■ GOAL OF THE EXERCISE ■
Your answer should be every line with the word "disease", copied from the data below.

Items from a document page collection

□ □ □

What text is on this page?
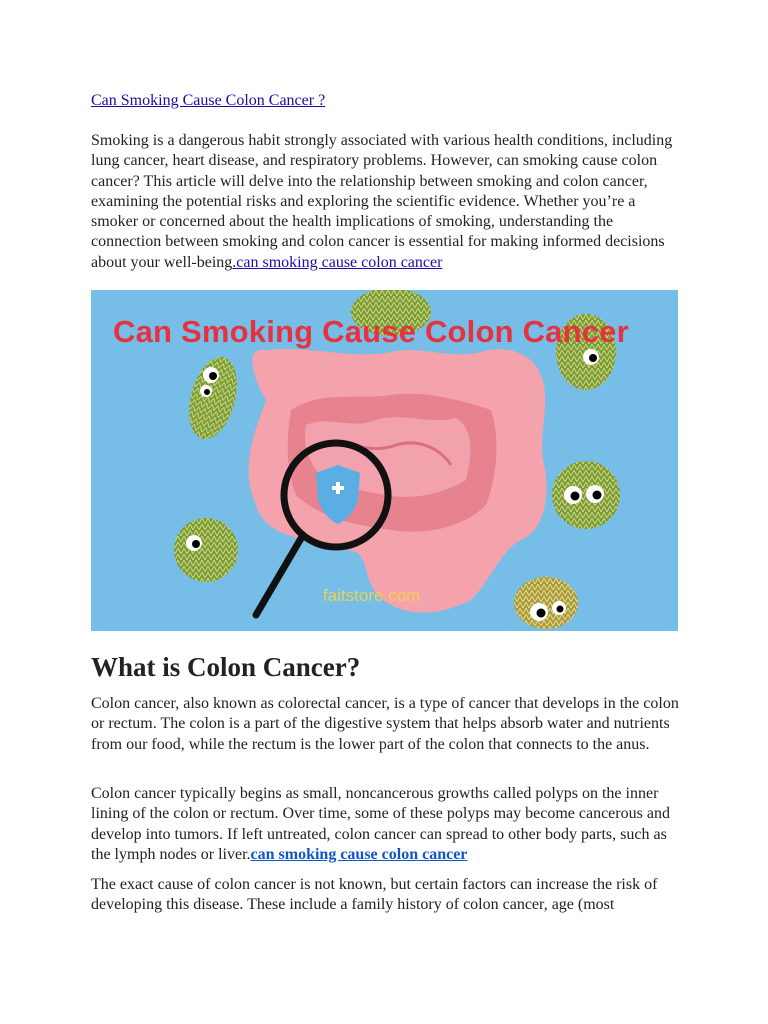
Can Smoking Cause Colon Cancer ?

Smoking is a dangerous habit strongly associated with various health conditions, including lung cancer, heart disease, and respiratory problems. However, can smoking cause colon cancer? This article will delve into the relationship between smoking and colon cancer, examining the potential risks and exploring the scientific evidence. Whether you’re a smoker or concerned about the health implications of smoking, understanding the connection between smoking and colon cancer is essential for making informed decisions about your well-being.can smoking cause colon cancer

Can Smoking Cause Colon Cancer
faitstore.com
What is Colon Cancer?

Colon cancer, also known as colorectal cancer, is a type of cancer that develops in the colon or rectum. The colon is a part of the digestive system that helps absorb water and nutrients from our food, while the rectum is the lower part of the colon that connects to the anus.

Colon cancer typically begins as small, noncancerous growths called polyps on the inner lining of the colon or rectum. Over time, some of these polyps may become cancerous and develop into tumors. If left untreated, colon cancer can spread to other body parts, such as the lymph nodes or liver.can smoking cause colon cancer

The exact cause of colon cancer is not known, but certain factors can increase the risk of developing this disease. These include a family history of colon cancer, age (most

□ □ □

■ YOUR SOLUTION ■
Smoking is a dangerous habit strongly associated with various health conditions, including lung cancer, heart disease, and respiratory problems. However, can smoking cause colon cancer? This article will delve into the relationship between smoking and colon cancer, examining the potential risks and exploring the scientific evidence. Whether you’re a smoker or concerned about the health implications of smoking, understanding the connection between smoking and colon cancer is essential for making informed decisions about your well-being.can smoking cause colon cancer
The exact cause of colon cancer is not known, but certain factors can increase the risk of developing this disease. These include a family history of colon cancer, age (most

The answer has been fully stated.